Rows from a dataset:
● ● ● ●

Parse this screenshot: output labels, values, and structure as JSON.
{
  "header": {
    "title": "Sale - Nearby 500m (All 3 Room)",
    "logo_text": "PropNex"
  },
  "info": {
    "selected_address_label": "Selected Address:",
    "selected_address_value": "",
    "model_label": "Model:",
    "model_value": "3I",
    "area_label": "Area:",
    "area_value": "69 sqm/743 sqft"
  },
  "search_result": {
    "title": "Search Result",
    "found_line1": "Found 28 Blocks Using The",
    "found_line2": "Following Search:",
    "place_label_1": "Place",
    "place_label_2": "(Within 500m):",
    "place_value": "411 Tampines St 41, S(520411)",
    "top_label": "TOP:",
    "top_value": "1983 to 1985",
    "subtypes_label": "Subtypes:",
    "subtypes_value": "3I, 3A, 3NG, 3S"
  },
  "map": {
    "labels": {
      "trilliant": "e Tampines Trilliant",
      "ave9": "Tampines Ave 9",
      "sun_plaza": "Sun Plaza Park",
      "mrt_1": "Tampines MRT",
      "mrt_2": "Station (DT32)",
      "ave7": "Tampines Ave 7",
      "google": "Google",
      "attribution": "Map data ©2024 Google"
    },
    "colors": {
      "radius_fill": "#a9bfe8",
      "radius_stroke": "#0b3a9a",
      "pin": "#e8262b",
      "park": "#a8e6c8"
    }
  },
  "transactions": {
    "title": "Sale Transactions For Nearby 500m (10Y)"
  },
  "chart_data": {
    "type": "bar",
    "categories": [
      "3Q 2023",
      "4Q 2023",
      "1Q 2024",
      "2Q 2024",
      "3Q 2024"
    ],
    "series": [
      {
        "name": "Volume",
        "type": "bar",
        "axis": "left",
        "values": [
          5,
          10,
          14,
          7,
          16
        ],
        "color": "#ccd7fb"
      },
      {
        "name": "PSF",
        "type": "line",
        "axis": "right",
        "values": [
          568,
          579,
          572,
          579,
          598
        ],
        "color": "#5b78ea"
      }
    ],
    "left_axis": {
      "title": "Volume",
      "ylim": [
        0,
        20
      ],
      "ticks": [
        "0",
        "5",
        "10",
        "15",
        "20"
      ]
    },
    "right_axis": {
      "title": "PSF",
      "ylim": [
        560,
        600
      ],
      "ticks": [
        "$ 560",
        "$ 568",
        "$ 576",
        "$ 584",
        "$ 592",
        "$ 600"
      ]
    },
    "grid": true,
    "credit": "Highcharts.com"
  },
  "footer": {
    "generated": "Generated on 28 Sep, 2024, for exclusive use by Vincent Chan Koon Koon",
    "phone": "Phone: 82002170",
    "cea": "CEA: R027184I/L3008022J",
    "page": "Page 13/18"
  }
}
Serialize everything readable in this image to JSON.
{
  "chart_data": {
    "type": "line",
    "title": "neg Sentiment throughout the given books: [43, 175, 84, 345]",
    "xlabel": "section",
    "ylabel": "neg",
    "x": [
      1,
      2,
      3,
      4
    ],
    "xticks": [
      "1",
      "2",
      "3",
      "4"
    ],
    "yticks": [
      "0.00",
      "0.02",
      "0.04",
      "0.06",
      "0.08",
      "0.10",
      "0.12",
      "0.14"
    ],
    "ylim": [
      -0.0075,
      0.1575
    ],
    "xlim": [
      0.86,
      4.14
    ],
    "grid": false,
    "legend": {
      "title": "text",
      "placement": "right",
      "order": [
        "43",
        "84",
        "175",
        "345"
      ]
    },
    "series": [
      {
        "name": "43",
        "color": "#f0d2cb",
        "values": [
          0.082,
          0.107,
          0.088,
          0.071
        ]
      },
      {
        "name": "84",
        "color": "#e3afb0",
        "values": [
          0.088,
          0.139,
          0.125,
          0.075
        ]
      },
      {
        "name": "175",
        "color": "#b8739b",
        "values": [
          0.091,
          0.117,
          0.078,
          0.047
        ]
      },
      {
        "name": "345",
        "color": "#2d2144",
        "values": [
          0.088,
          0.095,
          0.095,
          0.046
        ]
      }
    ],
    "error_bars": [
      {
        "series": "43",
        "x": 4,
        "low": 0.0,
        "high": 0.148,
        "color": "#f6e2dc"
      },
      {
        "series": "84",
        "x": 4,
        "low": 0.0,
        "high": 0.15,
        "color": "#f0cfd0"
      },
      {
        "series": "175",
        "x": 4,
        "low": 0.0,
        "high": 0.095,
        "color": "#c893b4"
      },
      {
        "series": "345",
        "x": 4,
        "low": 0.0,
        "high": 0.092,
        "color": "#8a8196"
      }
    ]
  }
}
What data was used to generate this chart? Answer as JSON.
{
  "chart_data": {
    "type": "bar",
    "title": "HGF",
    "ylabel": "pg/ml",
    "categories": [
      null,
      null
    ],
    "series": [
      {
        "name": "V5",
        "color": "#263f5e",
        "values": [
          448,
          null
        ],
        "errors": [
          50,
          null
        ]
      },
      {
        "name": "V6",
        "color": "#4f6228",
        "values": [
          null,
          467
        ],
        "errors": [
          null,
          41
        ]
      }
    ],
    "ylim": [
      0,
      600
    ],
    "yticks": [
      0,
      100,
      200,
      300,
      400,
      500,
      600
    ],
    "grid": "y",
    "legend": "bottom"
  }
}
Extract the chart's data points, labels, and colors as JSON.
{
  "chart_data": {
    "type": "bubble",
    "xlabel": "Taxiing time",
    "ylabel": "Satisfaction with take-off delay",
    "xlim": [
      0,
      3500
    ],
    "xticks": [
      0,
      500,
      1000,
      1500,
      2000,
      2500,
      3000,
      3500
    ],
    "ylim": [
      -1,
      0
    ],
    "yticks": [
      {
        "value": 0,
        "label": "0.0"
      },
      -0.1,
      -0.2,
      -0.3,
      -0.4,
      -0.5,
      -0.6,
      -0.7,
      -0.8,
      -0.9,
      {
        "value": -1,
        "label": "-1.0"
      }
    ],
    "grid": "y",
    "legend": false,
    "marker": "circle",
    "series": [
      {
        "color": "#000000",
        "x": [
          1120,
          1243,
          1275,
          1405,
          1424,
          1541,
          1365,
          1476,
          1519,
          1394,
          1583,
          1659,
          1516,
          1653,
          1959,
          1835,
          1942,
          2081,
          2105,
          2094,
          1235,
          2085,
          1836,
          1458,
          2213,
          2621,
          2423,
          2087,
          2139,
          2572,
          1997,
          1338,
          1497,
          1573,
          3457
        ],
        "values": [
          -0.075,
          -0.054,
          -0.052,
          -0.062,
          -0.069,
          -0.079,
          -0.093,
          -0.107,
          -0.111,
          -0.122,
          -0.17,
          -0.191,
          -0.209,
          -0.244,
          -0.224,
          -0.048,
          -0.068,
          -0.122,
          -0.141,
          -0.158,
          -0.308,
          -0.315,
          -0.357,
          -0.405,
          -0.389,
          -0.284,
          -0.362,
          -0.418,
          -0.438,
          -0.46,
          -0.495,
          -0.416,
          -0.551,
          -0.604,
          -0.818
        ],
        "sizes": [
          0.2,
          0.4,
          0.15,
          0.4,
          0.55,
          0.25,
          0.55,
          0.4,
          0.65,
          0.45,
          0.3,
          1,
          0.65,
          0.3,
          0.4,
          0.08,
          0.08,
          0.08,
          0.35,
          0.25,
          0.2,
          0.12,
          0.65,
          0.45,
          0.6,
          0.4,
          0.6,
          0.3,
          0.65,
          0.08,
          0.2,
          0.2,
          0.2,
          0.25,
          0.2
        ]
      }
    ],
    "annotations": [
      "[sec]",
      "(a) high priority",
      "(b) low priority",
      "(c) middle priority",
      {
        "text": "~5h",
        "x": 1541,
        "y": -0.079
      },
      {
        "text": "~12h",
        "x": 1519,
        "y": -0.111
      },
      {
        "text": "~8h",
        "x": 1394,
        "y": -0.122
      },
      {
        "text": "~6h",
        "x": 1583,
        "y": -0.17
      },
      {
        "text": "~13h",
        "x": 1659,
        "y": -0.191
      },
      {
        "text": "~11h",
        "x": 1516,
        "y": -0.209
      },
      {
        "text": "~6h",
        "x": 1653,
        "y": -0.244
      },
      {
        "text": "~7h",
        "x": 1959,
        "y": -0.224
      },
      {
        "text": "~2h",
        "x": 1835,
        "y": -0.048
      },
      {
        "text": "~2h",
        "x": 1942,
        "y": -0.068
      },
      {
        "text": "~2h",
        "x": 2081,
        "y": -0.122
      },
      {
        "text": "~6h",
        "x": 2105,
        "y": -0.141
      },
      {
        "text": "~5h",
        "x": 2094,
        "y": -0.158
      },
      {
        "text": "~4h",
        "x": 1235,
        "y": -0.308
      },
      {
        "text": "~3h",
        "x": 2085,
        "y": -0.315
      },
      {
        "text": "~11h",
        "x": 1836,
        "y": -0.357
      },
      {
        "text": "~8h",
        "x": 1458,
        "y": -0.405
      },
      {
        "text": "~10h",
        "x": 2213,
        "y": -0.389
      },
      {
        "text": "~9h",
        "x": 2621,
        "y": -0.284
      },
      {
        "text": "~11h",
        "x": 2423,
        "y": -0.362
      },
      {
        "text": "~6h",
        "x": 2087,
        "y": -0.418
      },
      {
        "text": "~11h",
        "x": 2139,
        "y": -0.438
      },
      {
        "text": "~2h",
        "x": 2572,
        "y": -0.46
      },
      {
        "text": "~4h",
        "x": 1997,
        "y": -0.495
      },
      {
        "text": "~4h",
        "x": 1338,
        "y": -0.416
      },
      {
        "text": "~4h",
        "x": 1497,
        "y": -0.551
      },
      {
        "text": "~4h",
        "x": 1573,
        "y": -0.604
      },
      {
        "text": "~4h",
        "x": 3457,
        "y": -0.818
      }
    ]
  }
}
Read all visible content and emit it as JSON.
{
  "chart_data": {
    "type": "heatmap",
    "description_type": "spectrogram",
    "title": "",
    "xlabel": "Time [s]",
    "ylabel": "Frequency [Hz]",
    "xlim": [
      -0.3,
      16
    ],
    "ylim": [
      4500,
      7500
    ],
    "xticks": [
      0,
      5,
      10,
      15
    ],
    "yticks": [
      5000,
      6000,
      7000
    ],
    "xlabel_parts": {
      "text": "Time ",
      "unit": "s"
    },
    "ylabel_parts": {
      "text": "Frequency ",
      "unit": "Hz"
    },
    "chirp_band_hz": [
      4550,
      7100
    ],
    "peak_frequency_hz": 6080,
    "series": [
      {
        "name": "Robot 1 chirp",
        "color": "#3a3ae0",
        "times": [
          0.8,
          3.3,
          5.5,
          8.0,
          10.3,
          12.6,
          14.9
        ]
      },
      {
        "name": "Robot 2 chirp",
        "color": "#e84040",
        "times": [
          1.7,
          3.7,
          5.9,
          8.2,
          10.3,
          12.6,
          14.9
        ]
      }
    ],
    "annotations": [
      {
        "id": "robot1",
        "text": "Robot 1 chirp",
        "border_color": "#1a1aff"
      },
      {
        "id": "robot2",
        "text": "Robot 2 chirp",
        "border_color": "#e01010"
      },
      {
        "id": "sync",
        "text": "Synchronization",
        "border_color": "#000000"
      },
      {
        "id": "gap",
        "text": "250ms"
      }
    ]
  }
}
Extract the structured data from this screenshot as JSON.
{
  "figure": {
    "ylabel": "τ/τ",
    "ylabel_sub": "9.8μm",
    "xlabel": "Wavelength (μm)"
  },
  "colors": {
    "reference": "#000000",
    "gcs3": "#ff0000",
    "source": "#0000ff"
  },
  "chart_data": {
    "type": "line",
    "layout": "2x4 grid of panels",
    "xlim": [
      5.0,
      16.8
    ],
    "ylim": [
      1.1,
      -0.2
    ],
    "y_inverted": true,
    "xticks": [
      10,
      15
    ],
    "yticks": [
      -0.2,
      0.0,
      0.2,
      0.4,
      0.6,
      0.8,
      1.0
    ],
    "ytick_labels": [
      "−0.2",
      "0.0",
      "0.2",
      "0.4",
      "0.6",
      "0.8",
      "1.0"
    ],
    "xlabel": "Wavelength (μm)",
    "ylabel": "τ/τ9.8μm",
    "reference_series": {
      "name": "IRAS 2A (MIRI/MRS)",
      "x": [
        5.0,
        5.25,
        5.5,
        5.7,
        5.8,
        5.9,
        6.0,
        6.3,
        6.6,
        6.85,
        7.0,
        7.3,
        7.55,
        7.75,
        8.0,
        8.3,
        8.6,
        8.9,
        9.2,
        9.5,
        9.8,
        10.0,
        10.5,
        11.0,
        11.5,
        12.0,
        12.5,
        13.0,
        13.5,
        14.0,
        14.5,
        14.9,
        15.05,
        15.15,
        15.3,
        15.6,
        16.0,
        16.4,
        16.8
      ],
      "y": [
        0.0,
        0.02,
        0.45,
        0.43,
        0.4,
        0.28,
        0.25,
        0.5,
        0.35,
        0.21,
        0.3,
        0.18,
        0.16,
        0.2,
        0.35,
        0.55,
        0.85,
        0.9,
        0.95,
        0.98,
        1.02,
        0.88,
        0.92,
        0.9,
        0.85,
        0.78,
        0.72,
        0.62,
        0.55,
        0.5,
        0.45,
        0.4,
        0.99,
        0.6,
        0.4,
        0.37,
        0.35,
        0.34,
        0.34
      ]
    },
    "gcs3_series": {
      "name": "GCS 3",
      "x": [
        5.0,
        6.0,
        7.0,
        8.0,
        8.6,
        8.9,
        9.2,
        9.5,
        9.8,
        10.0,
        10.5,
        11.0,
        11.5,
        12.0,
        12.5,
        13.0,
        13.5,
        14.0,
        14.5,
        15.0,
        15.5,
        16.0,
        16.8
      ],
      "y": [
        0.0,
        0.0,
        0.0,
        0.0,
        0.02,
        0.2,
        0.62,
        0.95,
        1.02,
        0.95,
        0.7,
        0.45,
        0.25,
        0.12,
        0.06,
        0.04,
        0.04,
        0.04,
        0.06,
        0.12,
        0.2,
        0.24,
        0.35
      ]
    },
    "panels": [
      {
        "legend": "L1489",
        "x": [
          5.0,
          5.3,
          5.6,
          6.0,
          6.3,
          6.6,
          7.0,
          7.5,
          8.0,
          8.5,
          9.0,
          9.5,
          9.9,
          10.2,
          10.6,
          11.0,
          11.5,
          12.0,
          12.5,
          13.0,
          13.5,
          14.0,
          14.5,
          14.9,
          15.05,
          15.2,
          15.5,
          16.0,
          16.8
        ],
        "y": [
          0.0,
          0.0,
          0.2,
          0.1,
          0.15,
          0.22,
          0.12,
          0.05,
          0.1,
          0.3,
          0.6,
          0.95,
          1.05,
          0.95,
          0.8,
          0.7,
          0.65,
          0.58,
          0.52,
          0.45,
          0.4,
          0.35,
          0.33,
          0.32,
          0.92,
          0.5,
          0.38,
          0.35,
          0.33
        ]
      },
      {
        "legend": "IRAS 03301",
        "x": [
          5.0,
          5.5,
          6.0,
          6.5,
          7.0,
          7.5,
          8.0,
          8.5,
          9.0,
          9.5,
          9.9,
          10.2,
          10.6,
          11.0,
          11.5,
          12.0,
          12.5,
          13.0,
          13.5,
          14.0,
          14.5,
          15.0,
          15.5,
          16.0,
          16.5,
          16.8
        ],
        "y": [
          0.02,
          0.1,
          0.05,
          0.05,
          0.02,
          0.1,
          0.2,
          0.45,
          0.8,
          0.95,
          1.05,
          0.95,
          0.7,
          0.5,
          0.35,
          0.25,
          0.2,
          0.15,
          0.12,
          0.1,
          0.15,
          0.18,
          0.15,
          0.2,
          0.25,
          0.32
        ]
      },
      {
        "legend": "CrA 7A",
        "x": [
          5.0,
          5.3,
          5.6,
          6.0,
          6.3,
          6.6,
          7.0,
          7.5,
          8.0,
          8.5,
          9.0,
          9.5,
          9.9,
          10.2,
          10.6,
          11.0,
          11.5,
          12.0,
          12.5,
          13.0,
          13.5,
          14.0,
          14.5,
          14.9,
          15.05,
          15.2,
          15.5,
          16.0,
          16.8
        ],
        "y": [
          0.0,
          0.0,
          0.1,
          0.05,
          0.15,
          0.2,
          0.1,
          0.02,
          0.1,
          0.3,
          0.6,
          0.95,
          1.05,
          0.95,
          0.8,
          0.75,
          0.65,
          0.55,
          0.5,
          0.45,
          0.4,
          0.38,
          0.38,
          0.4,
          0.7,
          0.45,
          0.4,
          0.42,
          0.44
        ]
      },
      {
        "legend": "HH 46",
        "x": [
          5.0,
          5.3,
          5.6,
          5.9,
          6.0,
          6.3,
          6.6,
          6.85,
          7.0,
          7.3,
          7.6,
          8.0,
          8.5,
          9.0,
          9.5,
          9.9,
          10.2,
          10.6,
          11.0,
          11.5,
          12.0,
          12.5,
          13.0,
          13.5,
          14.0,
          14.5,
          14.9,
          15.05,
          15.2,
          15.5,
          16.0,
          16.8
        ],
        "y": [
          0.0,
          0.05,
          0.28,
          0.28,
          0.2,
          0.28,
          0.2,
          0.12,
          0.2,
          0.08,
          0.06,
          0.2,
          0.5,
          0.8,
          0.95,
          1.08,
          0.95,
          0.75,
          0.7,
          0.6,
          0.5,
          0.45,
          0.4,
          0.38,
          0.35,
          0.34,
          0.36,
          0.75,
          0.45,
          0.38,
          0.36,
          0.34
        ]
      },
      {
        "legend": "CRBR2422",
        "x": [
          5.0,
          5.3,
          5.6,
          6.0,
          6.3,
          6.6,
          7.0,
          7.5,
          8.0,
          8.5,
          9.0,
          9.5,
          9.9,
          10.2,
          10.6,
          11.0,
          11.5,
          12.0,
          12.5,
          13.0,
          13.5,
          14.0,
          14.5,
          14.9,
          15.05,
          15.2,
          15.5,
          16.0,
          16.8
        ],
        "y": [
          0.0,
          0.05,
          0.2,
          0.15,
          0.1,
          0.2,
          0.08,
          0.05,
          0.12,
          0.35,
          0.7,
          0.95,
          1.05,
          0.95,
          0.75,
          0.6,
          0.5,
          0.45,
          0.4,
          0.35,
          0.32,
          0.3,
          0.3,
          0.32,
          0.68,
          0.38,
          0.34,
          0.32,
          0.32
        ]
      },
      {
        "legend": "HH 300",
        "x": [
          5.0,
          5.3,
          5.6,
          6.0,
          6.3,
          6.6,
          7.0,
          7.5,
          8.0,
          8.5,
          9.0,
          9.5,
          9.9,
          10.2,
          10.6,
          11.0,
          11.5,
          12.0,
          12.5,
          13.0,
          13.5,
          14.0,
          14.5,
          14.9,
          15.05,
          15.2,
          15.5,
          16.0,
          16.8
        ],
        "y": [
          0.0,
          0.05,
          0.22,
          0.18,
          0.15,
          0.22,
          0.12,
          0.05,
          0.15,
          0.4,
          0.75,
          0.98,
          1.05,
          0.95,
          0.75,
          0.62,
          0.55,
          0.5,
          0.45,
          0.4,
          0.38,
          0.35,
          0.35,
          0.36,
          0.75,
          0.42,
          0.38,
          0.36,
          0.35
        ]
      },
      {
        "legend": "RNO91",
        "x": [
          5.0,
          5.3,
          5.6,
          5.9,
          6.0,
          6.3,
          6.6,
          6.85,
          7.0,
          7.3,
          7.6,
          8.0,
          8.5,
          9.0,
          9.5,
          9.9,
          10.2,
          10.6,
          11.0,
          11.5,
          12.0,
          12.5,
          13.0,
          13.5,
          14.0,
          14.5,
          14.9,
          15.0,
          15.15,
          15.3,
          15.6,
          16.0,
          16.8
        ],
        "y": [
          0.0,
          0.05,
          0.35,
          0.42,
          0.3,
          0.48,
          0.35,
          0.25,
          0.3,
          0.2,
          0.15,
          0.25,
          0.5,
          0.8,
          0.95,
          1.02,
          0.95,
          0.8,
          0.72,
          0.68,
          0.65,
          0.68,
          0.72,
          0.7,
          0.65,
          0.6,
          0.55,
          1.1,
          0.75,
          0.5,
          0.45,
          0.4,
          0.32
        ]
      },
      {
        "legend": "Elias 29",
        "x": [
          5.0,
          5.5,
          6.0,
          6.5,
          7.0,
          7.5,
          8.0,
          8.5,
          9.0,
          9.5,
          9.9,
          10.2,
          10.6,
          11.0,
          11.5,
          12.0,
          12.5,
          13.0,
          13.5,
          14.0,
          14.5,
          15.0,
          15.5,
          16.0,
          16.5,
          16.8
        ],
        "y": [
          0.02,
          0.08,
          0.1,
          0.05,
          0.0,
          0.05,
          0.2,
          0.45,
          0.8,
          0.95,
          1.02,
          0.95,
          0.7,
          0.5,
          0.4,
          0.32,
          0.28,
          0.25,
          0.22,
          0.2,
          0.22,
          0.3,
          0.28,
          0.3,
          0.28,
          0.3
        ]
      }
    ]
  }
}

● ● ● ●

Directions -> Pull out every line of the entries that includes the word "colors".

Answer for this exercise ->
    "colors": {
Extract the chart's data points, labels, and colors as JSON.
  "colors": {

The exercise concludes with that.